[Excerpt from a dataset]

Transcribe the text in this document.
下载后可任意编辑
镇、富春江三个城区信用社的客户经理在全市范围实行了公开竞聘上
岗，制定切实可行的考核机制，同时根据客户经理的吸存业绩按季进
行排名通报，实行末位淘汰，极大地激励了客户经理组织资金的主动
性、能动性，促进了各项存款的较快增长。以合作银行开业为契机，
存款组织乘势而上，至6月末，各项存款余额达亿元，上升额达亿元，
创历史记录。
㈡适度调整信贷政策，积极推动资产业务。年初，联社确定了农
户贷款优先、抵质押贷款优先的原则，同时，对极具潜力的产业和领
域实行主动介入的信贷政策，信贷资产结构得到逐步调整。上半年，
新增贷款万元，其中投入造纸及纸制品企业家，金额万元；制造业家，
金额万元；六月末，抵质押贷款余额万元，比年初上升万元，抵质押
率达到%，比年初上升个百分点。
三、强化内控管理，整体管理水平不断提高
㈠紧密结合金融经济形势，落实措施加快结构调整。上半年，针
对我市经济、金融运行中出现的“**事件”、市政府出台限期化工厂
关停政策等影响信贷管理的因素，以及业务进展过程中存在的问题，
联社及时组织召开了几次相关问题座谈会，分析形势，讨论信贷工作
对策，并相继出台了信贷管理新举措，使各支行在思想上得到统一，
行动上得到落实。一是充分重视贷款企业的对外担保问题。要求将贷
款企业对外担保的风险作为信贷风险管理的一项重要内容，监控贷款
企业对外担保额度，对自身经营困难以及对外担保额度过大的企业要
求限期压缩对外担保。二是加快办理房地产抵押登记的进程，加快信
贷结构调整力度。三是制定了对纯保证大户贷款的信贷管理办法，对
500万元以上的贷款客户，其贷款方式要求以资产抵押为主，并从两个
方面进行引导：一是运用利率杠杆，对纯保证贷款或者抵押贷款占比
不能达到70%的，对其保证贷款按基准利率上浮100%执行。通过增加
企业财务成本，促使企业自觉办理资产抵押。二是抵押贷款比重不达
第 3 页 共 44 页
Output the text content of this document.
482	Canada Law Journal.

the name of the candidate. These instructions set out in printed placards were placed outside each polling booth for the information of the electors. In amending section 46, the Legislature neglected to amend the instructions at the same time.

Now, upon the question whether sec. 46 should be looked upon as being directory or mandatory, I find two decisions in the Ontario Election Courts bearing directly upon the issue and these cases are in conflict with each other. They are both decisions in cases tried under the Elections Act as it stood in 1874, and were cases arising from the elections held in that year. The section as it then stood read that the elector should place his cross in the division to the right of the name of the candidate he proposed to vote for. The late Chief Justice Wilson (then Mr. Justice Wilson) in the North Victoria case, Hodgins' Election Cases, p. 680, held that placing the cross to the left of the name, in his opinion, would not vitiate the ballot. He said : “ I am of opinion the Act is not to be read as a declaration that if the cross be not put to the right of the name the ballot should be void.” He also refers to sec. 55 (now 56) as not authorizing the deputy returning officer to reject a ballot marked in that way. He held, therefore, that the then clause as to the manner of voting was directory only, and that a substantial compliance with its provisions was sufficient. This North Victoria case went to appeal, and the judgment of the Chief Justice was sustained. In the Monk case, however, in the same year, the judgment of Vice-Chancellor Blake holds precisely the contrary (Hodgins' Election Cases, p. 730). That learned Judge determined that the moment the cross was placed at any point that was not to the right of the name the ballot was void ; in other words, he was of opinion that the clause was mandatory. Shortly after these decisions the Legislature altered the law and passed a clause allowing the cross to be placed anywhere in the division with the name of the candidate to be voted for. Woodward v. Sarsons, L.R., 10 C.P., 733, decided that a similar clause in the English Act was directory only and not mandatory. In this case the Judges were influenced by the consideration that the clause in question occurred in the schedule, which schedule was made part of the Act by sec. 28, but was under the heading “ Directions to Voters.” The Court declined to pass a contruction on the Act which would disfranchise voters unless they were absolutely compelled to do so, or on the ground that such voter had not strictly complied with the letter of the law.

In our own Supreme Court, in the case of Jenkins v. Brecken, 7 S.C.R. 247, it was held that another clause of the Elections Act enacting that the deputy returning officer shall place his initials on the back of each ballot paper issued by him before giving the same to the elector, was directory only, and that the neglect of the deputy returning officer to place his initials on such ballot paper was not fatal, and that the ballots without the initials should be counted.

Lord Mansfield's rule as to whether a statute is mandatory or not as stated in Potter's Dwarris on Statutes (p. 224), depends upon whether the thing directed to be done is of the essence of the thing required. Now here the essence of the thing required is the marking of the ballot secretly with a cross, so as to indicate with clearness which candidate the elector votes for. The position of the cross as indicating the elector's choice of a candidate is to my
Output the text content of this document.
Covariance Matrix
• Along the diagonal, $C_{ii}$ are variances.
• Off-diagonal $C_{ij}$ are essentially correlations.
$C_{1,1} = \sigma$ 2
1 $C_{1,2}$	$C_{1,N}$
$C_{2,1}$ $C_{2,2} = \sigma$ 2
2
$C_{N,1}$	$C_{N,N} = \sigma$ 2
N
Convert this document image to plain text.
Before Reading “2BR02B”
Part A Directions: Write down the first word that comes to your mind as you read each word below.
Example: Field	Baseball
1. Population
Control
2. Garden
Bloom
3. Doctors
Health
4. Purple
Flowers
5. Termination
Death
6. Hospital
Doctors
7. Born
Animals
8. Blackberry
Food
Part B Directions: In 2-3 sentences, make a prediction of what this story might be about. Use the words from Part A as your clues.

Problem to solve » Pick every line with "diagonal" in it and copy it.

Correct response »
• Along the diagonal, $C_{ii}$ are variances.
• Off-diagonal $C_{ij}$ are essentially correlations.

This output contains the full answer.